### Do this
From the entries below, list each line with "TradingView".

##############################

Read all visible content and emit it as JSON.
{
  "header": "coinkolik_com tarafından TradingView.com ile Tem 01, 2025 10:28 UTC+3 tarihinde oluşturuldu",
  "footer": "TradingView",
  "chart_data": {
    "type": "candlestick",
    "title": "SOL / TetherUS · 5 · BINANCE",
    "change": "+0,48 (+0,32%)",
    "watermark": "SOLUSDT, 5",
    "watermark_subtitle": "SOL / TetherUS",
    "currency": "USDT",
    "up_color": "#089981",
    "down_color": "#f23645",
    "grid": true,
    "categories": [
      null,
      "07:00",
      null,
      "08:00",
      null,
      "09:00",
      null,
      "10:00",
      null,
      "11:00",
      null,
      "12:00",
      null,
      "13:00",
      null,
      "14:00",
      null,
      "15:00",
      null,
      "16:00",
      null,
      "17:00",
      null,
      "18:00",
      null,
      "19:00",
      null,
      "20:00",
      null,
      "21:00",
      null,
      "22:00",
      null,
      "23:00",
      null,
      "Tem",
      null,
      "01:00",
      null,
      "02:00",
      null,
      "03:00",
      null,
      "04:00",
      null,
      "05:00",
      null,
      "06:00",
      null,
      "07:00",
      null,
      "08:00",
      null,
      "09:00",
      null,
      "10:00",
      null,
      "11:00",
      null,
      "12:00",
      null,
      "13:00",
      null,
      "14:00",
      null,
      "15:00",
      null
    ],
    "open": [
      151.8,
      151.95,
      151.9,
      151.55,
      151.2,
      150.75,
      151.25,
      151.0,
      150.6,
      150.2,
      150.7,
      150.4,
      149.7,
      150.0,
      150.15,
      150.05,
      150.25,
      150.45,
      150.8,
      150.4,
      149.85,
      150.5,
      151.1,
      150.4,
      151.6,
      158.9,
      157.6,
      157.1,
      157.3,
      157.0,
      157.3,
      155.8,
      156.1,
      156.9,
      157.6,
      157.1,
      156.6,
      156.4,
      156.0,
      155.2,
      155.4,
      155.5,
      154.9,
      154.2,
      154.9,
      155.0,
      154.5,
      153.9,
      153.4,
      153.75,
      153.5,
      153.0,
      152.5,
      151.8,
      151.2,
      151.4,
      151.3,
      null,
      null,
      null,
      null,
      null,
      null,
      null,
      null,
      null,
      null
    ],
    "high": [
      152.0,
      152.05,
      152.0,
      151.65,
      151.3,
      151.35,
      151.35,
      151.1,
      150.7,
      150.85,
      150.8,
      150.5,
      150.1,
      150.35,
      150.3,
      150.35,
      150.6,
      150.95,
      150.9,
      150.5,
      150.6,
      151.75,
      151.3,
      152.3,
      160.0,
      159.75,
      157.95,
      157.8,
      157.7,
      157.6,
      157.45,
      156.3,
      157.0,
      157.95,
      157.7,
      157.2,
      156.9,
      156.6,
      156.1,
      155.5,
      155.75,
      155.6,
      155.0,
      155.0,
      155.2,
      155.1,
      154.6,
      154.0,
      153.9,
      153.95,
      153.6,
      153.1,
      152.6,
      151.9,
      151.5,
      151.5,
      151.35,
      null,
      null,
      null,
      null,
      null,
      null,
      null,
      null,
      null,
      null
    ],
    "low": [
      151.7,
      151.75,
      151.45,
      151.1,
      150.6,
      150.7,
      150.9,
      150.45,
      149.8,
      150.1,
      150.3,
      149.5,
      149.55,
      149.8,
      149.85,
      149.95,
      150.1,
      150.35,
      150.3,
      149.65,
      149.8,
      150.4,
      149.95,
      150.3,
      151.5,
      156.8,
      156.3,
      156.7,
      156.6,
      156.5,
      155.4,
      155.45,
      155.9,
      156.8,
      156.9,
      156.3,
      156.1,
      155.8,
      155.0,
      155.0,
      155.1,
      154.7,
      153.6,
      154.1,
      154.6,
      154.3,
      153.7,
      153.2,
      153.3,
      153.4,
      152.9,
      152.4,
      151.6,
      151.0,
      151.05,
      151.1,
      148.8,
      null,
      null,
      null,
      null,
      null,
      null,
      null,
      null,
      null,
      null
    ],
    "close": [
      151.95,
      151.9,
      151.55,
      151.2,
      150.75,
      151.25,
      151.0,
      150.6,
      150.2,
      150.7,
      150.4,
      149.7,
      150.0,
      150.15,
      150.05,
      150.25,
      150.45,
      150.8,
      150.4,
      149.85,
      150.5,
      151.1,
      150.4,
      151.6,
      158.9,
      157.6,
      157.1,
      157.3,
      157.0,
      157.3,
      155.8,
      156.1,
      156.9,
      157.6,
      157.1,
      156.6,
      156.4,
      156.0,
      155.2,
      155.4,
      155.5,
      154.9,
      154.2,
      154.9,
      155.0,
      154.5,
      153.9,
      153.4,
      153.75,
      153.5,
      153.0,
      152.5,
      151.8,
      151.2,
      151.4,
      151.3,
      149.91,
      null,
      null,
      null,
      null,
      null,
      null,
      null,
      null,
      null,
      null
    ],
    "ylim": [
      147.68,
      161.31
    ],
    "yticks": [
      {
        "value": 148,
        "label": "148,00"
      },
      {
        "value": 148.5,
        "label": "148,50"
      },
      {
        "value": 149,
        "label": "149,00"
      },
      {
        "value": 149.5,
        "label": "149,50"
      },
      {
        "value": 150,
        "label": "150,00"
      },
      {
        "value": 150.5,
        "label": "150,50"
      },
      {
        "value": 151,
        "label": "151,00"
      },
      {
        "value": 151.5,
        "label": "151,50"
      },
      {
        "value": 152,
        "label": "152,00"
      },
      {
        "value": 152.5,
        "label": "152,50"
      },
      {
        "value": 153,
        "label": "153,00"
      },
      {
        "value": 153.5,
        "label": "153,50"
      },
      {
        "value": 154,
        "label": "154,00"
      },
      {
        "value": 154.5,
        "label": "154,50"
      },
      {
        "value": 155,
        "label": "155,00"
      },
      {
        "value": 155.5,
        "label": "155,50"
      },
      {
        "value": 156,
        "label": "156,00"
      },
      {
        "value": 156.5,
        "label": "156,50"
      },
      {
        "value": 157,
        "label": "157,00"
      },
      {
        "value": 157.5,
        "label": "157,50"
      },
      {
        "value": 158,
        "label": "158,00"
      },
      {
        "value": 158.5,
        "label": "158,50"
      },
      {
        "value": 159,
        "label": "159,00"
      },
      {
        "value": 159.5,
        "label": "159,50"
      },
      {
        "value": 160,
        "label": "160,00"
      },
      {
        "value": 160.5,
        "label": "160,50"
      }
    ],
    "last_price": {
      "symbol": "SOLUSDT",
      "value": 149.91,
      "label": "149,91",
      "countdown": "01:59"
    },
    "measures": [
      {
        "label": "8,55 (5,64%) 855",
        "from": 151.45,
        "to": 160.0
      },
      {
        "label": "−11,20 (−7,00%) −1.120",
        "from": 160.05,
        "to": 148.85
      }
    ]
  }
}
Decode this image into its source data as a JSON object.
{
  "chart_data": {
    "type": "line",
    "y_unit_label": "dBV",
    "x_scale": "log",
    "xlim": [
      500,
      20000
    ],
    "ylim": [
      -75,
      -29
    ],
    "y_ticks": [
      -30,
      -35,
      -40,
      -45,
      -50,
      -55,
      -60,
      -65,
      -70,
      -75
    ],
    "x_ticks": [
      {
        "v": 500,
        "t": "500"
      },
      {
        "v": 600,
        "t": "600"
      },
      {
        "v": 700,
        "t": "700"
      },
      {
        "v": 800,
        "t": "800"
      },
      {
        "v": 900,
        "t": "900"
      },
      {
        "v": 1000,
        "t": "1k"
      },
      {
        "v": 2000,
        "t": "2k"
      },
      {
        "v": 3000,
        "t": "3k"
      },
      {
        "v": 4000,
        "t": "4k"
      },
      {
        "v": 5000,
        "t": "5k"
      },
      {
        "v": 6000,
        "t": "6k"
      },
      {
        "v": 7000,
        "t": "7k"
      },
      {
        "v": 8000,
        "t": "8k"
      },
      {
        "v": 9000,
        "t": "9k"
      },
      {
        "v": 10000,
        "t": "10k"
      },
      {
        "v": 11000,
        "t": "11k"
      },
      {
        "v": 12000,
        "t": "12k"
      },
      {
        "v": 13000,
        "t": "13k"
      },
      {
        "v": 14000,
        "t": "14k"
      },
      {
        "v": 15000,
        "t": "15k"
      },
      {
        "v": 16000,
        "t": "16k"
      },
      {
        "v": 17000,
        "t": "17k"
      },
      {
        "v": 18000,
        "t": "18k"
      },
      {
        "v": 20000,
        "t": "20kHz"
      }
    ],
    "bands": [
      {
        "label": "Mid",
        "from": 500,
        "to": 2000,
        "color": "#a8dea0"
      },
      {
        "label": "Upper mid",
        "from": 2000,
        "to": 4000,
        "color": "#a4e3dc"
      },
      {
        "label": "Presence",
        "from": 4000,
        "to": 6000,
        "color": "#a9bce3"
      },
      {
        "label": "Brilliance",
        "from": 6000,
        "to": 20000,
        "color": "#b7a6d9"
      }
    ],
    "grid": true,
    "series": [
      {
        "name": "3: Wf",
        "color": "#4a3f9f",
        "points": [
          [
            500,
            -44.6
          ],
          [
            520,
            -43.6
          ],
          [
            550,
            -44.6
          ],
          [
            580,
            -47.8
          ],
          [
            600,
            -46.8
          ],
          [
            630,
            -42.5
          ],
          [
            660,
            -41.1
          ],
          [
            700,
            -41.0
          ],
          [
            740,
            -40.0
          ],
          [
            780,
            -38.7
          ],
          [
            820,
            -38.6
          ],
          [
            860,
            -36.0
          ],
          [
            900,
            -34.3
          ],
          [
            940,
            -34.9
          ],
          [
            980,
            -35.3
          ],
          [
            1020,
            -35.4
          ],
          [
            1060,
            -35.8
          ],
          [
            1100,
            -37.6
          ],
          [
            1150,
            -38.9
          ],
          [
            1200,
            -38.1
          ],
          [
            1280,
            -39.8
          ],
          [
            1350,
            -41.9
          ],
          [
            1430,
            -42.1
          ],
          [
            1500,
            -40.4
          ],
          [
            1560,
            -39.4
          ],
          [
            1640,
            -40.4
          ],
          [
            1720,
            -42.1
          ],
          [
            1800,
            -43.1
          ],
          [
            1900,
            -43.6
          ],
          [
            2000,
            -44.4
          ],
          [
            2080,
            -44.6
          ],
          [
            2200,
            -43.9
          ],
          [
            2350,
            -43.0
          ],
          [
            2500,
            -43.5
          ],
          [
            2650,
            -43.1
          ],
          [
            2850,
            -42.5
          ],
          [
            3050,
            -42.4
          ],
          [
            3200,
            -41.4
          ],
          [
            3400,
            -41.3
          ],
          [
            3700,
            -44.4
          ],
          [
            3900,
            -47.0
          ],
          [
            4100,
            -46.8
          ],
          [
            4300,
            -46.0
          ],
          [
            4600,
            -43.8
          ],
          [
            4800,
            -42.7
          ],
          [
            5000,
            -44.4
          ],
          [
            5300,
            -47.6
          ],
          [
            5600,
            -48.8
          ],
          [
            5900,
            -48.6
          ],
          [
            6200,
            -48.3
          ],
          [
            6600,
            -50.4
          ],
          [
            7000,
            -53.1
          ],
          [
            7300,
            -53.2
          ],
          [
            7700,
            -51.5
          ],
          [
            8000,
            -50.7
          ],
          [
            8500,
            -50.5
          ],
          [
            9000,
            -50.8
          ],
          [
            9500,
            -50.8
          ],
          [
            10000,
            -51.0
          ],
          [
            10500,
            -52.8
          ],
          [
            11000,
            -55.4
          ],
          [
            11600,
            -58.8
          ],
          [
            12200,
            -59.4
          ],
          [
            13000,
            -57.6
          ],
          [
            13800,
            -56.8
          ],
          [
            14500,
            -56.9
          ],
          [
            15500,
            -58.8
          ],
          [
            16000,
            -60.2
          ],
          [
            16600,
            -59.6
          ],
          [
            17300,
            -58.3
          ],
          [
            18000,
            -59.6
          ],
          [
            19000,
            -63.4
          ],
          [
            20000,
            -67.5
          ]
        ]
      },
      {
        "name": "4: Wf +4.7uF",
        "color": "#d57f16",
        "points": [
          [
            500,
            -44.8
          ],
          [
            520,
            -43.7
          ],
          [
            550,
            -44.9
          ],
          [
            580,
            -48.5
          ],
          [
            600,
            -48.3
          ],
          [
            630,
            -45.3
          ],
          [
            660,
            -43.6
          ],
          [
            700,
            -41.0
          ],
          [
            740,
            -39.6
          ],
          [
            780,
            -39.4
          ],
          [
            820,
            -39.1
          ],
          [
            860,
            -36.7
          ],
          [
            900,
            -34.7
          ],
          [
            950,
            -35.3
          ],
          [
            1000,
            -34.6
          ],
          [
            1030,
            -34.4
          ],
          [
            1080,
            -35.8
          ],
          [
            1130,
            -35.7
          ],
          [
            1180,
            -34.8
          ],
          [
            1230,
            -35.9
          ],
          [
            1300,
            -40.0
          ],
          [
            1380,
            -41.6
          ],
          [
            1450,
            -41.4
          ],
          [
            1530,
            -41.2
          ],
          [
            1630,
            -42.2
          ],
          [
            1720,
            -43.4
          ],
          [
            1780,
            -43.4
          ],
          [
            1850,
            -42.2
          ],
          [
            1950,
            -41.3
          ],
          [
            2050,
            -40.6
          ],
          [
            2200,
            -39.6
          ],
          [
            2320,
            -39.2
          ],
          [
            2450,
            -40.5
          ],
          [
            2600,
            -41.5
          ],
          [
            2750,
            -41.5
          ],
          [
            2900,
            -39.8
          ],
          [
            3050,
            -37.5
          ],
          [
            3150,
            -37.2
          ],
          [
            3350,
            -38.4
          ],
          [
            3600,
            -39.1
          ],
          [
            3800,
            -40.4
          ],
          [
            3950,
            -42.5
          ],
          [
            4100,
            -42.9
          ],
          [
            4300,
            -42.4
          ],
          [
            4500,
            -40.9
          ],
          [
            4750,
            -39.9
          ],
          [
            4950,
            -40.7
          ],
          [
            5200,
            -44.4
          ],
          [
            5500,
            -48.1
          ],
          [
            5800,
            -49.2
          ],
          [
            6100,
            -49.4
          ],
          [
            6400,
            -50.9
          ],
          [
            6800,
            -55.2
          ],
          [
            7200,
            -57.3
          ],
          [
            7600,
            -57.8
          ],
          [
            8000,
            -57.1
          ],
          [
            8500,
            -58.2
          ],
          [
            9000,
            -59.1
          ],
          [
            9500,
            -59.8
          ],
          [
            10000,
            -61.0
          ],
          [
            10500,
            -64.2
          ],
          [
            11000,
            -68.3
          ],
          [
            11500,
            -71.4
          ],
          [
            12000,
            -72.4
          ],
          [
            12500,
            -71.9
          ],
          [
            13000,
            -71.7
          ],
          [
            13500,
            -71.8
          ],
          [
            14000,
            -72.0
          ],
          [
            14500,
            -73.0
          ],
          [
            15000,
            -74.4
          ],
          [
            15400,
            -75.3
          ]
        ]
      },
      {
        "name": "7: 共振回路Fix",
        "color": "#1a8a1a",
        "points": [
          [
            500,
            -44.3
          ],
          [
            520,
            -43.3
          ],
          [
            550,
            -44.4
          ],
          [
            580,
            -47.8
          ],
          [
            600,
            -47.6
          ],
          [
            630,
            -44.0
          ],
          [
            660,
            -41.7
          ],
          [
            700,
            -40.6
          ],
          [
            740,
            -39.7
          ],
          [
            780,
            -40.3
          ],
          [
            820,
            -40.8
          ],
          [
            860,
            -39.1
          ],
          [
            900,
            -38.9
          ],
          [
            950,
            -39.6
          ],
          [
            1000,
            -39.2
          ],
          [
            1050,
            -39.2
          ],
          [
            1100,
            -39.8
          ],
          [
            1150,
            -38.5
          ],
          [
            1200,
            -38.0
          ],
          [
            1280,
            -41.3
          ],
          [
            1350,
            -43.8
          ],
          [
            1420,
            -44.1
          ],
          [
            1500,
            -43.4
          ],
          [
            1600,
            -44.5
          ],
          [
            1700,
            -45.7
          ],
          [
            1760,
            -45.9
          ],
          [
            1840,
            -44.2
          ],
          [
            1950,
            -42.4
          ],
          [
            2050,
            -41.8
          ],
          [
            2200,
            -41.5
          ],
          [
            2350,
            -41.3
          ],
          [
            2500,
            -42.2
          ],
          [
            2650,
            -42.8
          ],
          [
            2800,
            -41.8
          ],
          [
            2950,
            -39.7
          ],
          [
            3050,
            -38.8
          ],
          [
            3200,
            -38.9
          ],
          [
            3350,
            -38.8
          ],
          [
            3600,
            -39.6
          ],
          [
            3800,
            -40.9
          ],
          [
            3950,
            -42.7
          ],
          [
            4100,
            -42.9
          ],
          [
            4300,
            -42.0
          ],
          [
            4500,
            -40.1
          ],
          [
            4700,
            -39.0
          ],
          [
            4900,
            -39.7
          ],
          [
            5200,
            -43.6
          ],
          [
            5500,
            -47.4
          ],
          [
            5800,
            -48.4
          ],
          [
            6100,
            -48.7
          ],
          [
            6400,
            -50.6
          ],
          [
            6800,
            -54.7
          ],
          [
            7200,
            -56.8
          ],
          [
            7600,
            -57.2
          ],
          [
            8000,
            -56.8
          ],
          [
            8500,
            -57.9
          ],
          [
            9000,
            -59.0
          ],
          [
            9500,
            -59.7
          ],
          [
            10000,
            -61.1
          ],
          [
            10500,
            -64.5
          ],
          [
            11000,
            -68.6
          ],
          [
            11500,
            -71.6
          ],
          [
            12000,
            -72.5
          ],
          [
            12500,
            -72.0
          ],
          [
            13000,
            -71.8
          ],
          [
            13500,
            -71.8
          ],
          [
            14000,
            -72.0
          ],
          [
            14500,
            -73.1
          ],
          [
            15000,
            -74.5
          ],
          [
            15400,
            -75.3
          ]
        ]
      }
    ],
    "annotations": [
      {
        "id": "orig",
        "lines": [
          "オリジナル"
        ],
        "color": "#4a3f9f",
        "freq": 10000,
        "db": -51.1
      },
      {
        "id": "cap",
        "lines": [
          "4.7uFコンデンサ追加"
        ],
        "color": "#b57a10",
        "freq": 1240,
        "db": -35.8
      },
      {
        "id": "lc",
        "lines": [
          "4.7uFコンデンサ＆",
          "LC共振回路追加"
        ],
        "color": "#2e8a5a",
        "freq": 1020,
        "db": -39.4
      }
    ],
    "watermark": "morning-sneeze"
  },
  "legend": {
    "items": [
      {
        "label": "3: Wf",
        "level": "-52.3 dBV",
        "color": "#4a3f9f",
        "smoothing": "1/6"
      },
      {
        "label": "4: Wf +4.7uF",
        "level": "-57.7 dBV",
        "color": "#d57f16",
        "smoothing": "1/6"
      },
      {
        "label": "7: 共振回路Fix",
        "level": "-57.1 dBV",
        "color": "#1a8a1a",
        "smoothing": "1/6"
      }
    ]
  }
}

##############################

### Answer
  "header": "coinkolik_com tarafından TradingView.com ile Tem 01, 2025 10:28 UTC+3 tarihinde oluşturuldu",
  "footer": "TradingView",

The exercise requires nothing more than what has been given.